Directions: Report back each line of the records that contains the string "name".

[Figure contents as structured data]
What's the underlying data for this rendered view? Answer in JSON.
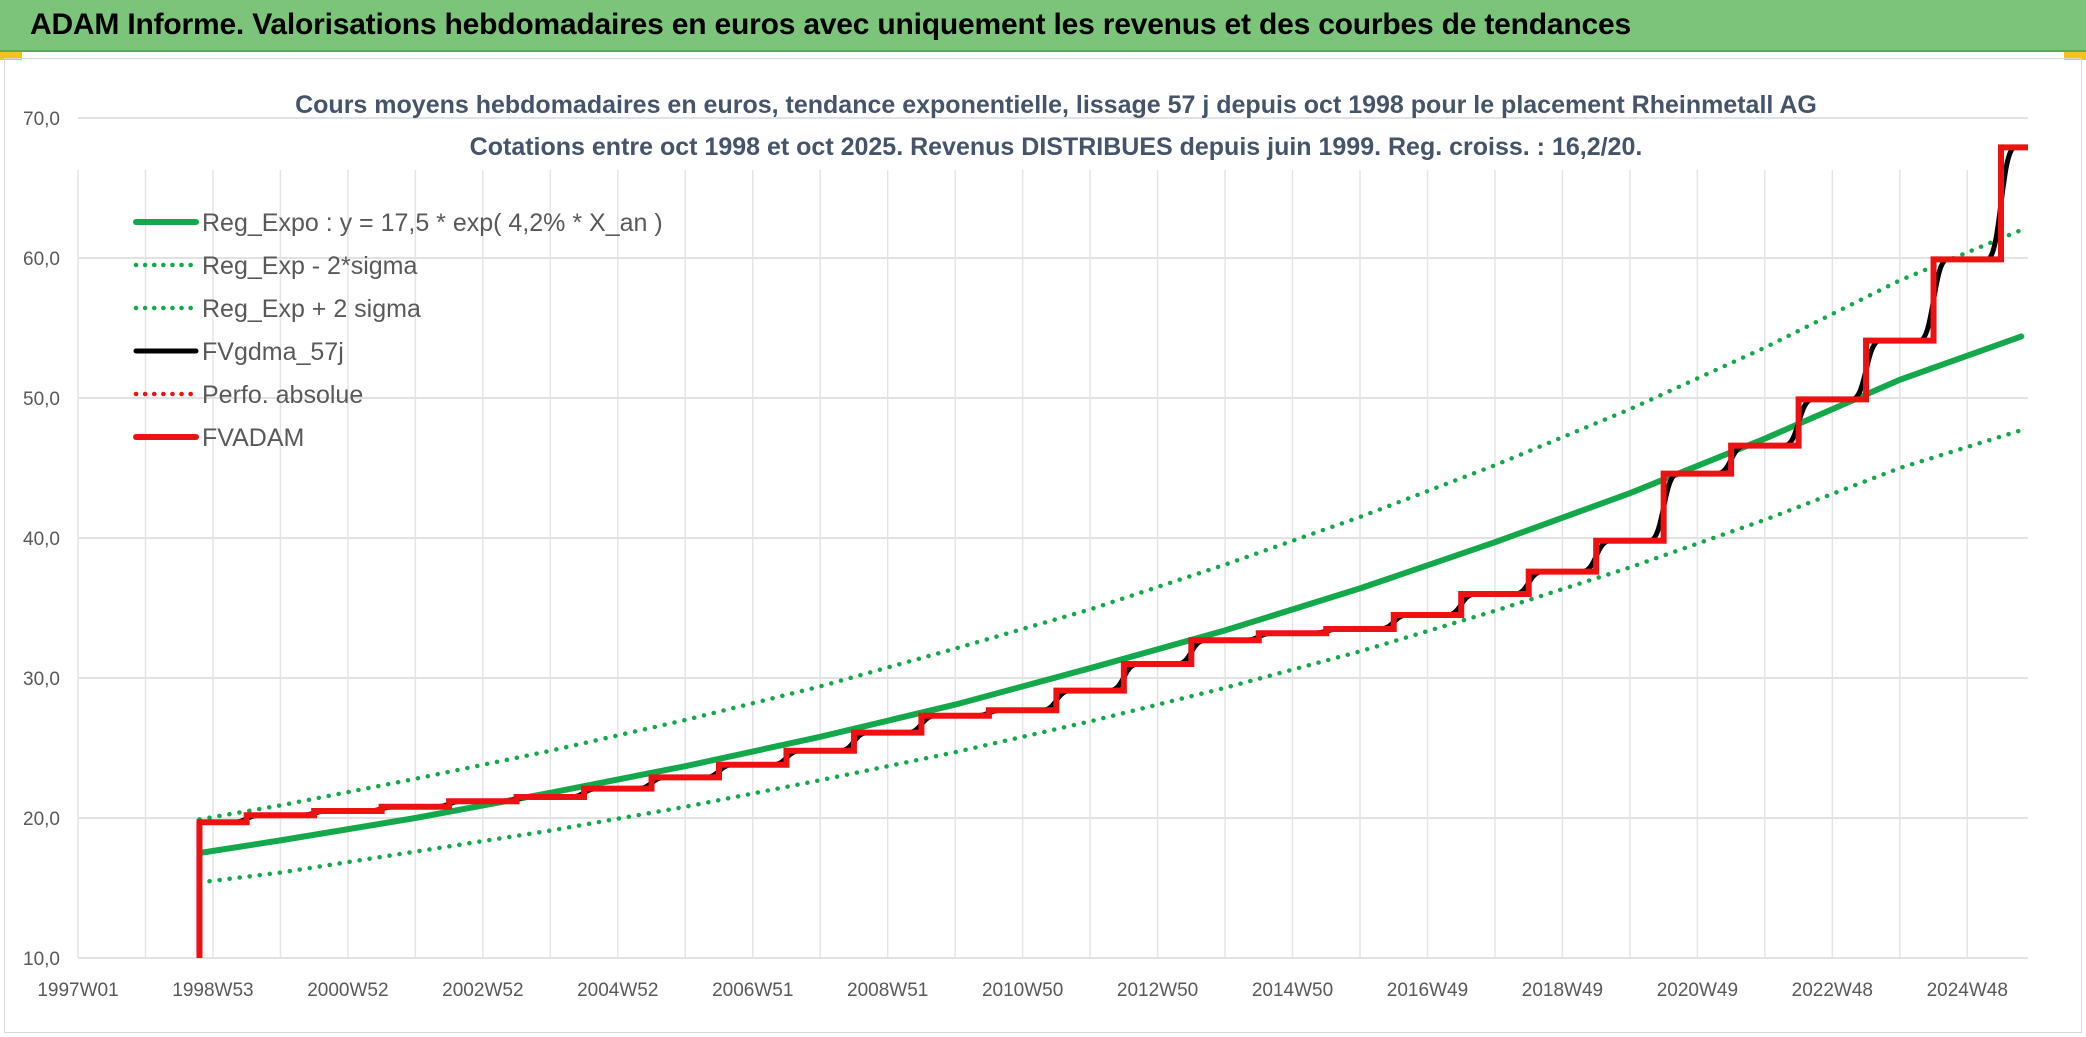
{
  "banner": {
    "title": "ADAM Informe. Valorisations hebdomadaires en euros avec uniquement les revenus et des courbes de tendances"
  },
  "colors": {
    "banner_bg": "#7cc47a",
    "green": "#13a84a",
    "red": "#ee1111",
    "black": "#000000",
    "grid": "#d9d9d9",
    "title": "#44546a",
    "corner": "#f2c318"
  },
  "chart_data": {
    "type": "line",
    "title_line1": "Cours moyens hebdomadaires en euros, tendance exponentielle, lissage 57 j depuis oct 1998 pour le placement Rheinmetall AG",
    "title_line2": "Cotations entre oct 1998 et oct 2025. Revenus DISTRIBUES depuis juin 1999. Reg. croiss. : 16,2/20.",
    "xlabel": "",
    "ylabel": "",
    "ylim": [
      10,
      70
    ],
    "yticks": [
      "10,0",
      "20,0",
      "30,0",
      "40,0",
      "50,0",
      "60,0",
      "70,0"
    ],
    "xlim": [
      1997.0,
      2025.9
    ],
    "xticks": [
      {
        "label": "1997W01",
        "year": 1997.0
      },
      {
        "label": "1998W53",
        "year": 1999.0
      },
      {
        "label": "2000W52",
        "year": 2001.0
      },
      {
        "label": "2002W52",
        "year": 2003.0
      },
      {
        "label": "2004W52",
        "year": 2005.0
      },
      {
        "label": "2006W51",
        "year": 2007.0
      },
      {
        "label": "2008W51",
        "year": 2009.0
      },
      {
        "label": "2010W50",
        "year": 2011.0
      },
      {
        "label": "2012W50",
        "year": 2013.0
      },
      {
        "label": "2014W50",
        "year": 2015.0
      },
      {
        "label": "2016W49",
        "year": 2017.0
      },
      {
        "label": "2018W49",
        "year": 2019.0
      },
      {
        "label": "2020W49",
        "year": 2021.0
      },
      {
        "label": "2022W48",
        "year": 2023.0
      },
      {
        "label": "2024W48",
        "year": 2025.0
      }
    ],
    "grid": true,
    "legend_position": "top-left",
    "series": [
      {
        "name": "Reg_Expo : y = 17,5 * exp( 4,2% *  X_an )",
        "style": "solid-thick",
        "color": "#13a84a",
        "x": [
          1998.8,
          2000,
          2002,
          2004,
          2006,
          2008,
          2010,
          2012,
          2014,
          2016,
          2018,
          2020,
          2022,
          2024,
          2025.8
        ],
        "y": [
          17.5,
          18.4,
          20.0,
          21.8,
          23.7,
          25.8,
          28.1,
          30.7,
          33.4,
          36.4,
          39.7,
          43.2,
          47.1,
          51.3,
          54.4
        ]
      },
      {
        "name": "Reg_Exp - 2*sigma",
        "style": "dotted",
        "color": "#13a84a",
        "x": [
          1998.8,
          2000,
          2002,
          2004,
          2006,
          2008,
          2010,
          2012,
          2014,
          2016,
          2018,
          2020,
          2022,
          2024,
          2025.8
        ],
        "y": [
          15.4,
          16.1,
          17.6,
          19.1,
          20.8,
          22.7,
          24.7,
          26.9,
          29.3,
          31.9,
          34.8,
          37.9,
          41.3,
          45.0,
          47.7
        ]
      },
      {
        "name": "Reg_Exp + 2 sigma",
        "style": "dotted",
        "color": "#13a84a",
        "x": [
          1998.8,
          2000,
          2002,
          2004,
          2006,
          2008,
          2010,
          2012,
          2014,
          2016,
          2018,
          2020,
          2022,
          2024,
          2025.8
        ],
        "y": [
          19.9,
          20.9,
          22.8,
          24.8,
          27.0,
          29.4,
          32.1,
          34.9,
          38.1,
          41.5,
          45.2,
          49.2,
          53.6,
          58.4,
          62.0
        ]
      },
      {
        "name": "FVgdma_57j",
        "style": "smoothed-step",
        "color": "#000000",
        "steps": [
          [
            1998.8,
            19.7
          ],
          [
            1999.5,
            20.2
          ],
          [
            2000.5,
            20.5
          ],
          [
            2001.5,
            20.8
          ],
          [
            2002.5,
            21.2
          ],
          [
            2003.5,
            21.5
          ],
          [
            2004.5,
            22.1
          ],
          [
            2005.5,
            22.9
          ],
          [
            2006.5,
            23.8
          ],
          [
            2007.5,
            24.8
          ],
          [
            2008.5,
            26.1
          ],
          [
            2009.5,
            27.3
          ],
          [
            2010.5,
            27.7
          ],
          [
            2011.5,
            29.1
          ],
          [
            2012.5,
            31.0
          ],
          [
            2013.5,
            32.7
          ],
          [
            2014.5,
            33.2
          ],
          [
            2015.5,
            33.5
          ],
          [
            2016.5,
            34.5
          ],
          [
            2017.5,
            36.0
          ],
          [
            2018.5,
            37.6
          ],
          [
            2019.5,
            39.8
          ],
          [
            2020.5,
            44.6
          ],
          [
            2021.5,
            46.6
          ],
          [
            2022.5,
            49.9
          ],
          [
            2023.5,
            54.1
          ],
          [
            2024.5,
            59.9
          ],
          [
            2025.5,
            67.9
          ]
        ],
        "end_x": 2025.9
      },
      {
        "name": "Perfo. absolue",
        "style": "dotted",
        "color": "#ee1111",
        "x": [],
        "y": []
      },
      {
        "name": "FVADAM",
        "style": "step-thick",
        "color": "#ee1111",
        "start": [
          1998.8,
          10.0
        ],
        "steps": [
          [
            1998.8,
            19.7
          ],
          [
            1999.5,
            20.2
          ],
          [
            2000.5,
            20.5
          ],
          [
            2001.5,
            20.8
          ],
          [
            2002.5,
            21.2
          ],
          [
            2003.5,
            21.5
          ],
          [
            2004.5,
            22.1
          ],
          [
            2005.5,
            22.9
          ],
          [
            2006.5,
            23.8
          ],
          [
            2007.5,
            24.8
          ],
          [
            2008.5,
            26.1
          ],
          [
            2009.5,
            27.3
          ],
          [
            2010.5,
            27.7
          ],
          [
            2011.5,
            29.1
          ],
          [
            2012.5,
            31.0
          ],
          [
            2013.5,
            32.7
          ],
          [
            2014.5,
            33.2
          ],
          [
            2015.5,
            33.5
          ],
          [
            2016.5,
            34.5
          ],
          [
            2017.5,
            36.0
          ],
          [
            2018.5,
            37.6
          ],
          [
            2019.5,
            39.8
          ],
          [
            2020.5,
            44.6
          ],
          [
            2021.5,
            46.6
          ],
          [
            2022.5,
            49.9
          ],
          [
            2023.5,
            54.1
          ],
          [
            2024.5,
            59.9
          ],
          [
            2025.5,
            67.9
          ]
        ],
        "end_x": 2025.9
      }
    ]
  }
}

Answer to this task:
        "name": "Reg_Expo : y = 17,5 * exp( 4,2% *  X_an )",
        "name": "Reg_Exp - 2*sigma",
        "name": "Reg_Exp + 2 sigma",
        "name": "FVgdma_57j",
        "name": "Perfo. absolue",
        "name": "FVADAM",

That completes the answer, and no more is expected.